▶ **Exercise brief**
Select lines where the word "been" appears.

=== Dataset rows ===

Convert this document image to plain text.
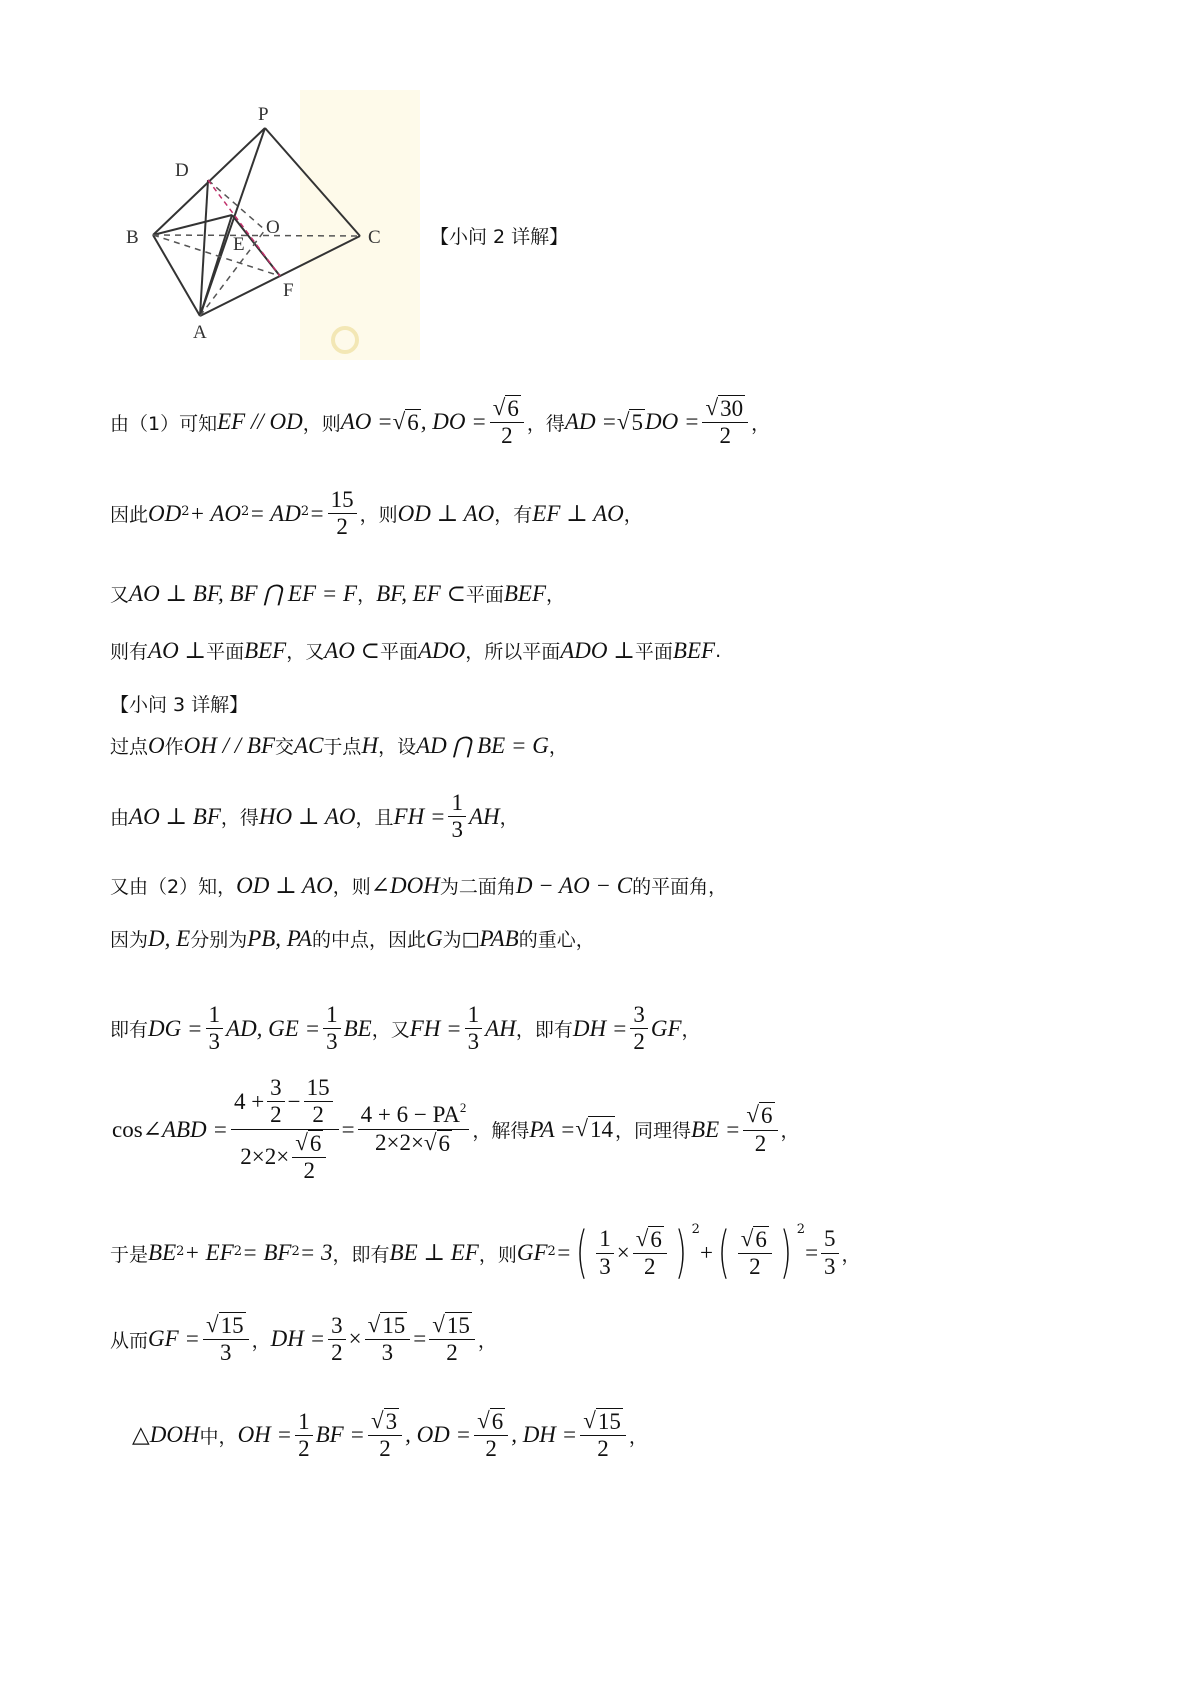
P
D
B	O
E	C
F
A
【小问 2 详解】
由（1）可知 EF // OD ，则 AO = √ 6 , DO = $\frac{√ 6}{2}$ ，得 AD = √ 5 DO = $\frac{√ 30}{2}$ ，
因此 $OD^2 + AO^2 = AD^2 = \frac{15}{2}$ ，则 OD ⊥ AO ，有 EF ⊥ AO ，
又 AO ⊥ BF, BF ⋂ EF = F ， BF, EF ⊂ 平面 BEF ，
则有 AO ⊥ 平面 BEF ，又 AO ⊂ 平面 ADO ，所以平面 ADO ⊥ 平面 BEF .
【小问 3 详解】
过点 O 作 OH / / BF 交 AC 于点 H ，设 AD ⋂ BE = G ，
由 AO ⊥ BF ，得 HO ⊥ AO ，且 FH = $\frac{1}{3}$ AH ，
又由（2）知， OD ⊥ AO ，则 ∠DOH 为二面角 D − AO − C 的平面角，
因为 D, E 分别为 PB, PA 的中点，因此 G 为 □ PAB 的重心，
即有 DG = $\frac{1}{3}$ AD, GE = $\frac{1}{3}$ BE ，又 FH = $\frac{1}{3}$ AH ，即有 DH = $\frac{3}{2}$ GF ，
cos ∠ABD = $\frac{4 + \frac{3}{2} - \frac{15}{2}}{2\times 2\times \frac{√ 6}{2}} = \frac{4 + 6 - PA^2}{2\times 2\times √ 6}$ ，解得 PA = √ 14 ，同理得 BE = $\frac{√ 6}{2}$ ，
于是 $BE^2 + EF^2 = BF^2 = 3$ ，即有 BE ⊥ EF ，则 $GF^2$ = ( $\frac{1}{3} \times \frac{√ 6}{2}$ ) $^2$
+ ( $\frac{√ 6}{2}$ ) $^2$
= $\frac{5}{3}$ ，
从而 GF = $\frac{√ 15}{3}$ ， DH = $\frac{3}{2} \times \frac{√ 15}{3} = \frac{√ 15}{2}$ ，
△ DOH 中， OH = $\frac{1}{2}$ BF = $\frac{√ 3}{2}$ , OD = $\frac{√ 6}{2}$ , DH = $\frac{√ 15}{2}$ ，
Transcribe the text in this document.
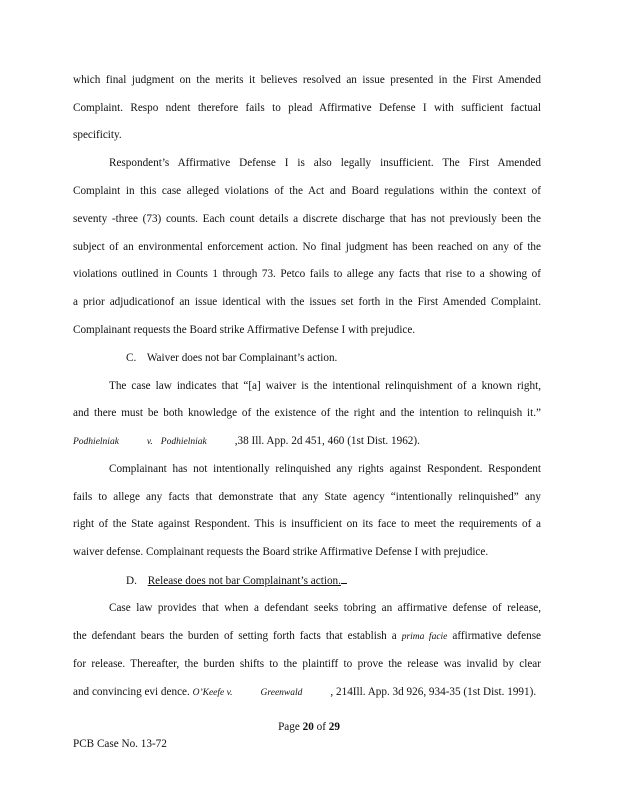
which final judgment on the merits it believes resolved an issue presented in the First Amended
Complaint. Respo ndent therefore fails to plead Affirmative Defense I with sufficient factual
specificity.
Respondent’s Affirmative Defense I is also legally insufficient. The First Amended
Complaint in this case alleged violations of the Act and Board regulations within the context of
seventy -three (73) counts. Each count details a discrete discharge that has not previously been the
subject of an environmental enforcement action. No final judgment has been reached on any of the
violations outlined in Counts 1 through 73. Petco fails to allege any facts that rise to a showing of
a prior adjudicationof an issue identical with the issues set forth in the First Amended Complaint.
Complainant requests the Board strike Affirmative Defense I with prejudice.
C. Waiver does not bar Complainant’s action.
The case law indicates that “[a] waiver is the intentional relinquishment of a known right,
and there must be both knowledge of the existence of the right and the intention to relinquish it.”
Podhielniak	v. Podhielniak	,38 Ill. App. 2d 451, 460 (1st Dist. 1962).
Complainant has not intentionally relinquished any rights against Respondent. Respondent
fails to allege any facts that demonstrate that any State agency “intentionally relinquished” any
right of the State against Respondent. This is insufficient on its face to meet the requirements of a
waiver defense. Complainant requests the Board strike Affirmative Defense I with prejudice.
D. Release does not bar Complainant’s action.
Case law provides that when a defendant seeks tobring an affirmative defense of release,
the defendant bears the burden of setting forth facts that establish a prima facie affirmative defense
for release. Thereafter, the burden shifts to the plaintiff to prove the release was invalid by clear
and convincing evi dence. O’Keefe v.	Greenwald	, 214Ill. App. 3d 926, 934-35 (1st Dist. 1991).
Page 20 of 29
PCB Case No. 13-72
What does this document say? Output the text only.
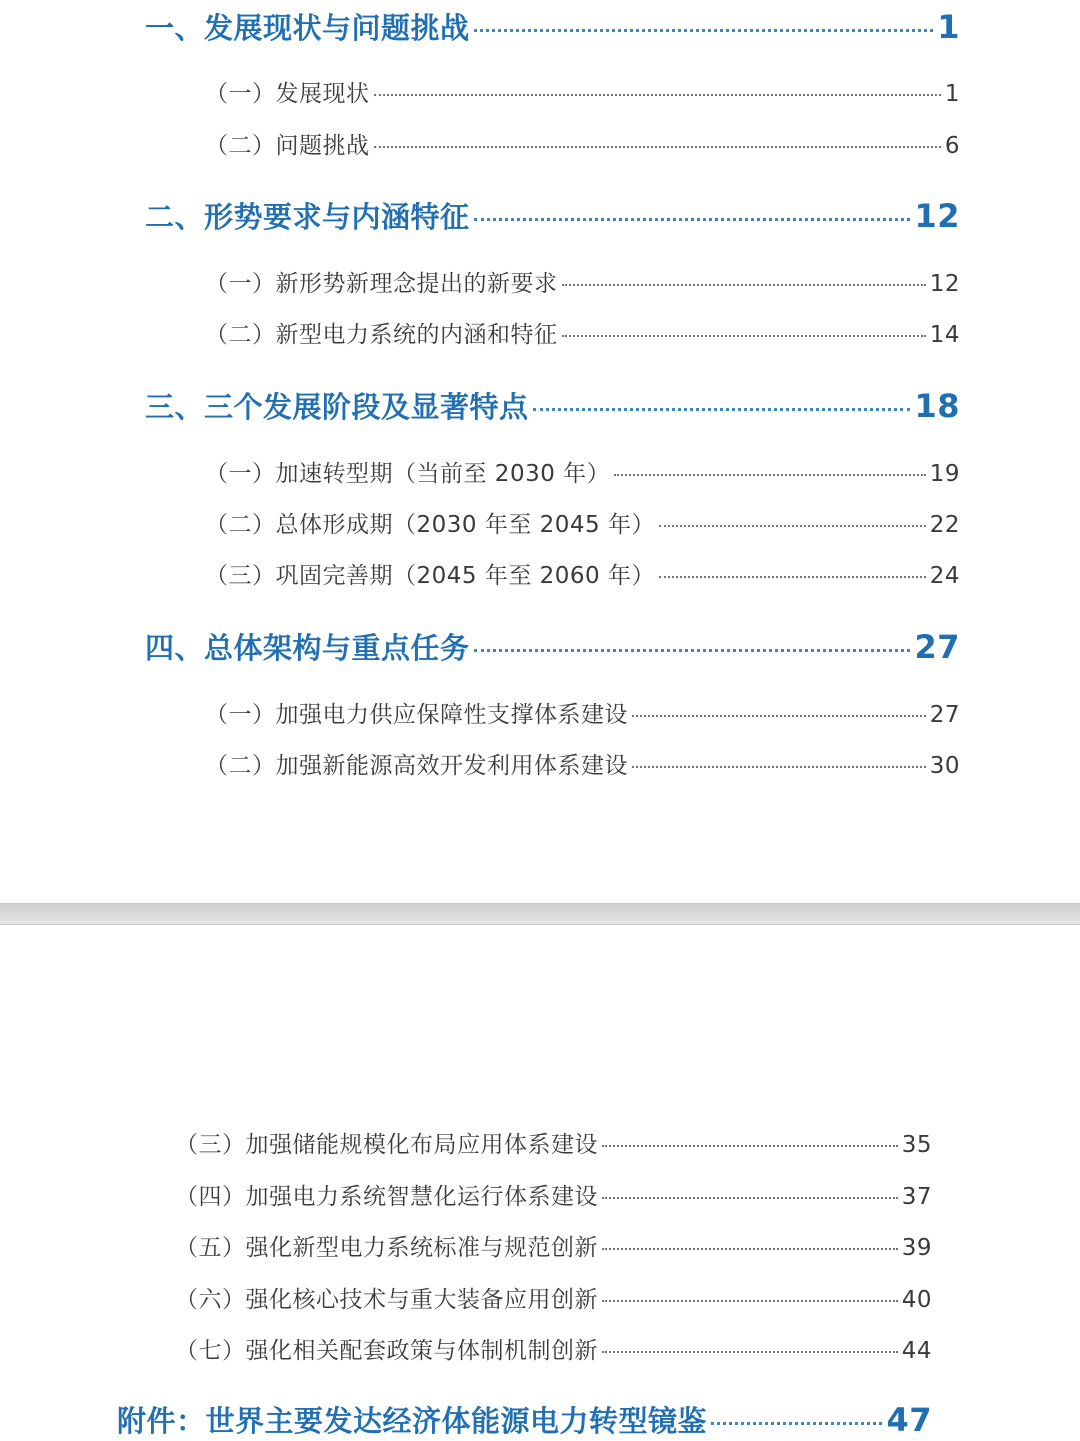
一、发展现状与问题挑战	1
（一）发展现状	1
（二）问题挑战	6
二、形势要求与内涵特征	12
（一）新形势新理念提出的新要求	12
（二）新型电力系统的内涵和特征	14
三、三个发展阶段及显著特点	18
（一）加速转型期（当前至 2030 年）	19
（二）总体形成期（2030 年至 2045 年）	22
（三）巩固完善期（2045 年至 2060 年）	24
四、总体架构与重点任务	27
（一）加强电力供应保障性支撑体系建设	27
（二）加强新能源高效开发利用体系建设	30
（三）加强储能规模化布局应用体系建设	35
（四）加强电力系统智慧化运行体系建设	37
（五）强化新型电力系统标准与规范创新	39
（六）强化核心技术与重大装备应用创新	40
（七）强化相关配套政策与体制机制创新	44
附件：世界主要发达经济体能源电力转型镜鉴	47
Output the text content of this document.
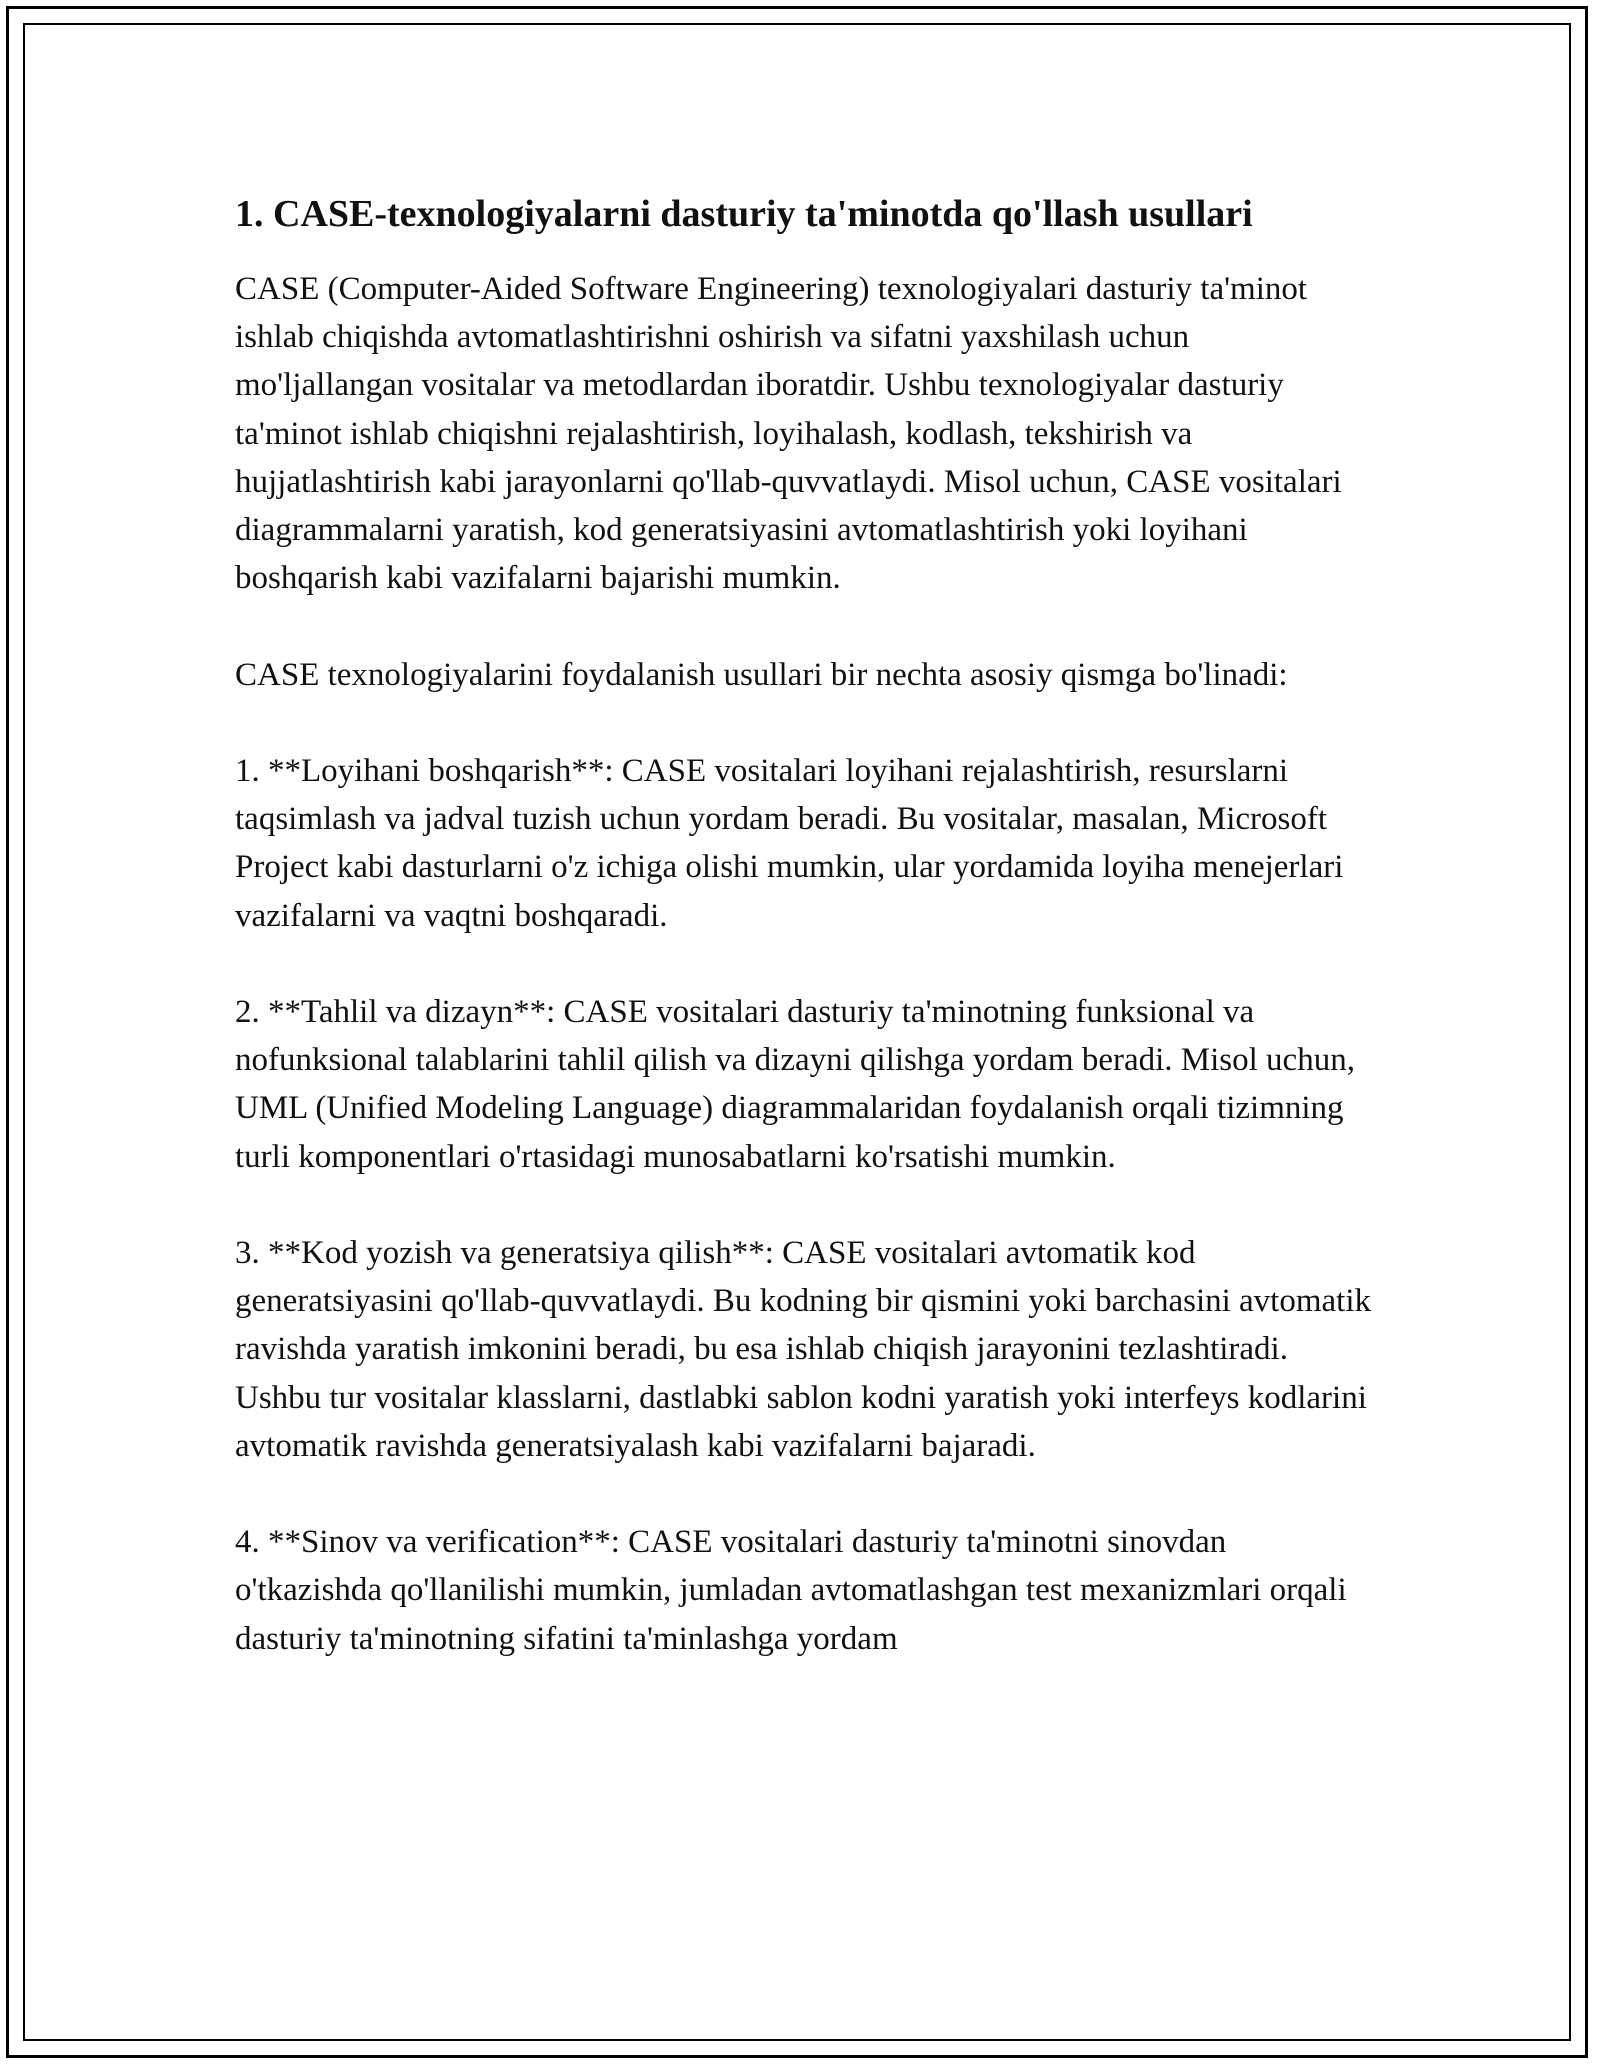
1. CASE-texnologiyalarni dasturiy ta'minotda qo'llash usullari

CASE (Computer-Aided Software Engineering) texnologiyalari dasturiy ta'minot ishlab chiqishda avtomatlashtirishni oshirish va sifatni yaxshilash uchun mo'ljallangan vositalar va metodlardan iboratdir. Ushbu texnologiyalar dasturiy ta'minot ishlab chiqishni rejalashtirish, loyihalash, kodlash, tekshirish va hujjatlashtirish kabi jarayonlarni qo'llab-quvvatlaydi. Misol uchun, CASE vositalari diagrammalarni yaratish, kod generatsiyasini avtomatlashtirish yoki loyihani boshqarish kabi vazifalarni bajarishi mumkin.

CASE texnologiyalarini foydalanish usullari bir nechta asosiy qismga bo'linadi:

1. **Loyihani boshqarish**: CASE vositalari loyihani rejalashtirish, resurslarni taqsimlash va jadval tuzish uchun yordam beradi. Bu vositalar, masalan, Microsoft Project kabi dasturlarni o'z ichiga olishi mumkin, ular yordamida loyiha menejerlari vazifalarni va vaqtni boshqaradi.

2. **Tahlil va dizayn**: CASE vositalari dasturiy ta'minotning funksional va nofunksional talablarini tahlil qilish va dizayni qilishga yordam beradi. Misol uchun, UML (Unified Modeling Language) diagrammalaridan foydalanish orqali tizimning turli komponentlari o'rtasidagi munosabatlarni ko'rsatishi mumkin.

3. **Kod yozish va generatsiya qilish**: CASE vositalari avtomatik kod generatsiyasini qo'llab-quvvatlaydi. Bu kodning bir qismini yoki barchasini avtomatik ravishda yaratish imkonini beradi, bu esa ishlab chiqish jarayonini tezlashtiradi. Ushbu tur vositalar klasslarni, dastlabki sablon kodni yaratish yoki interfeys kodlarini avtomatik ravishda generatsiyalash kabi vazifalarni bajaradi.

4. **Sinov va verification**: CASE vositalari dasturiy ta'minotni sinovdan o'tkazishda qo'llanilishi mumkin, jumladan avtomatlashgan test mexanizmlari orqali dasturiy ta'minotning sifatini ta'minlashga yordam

===

▶ **Result of this exercise**
seventy -three (73) counts. Each count details a discrete discharge that has not previously been the
subject of an environmental enforcement action. No final judgment has been reached on any of the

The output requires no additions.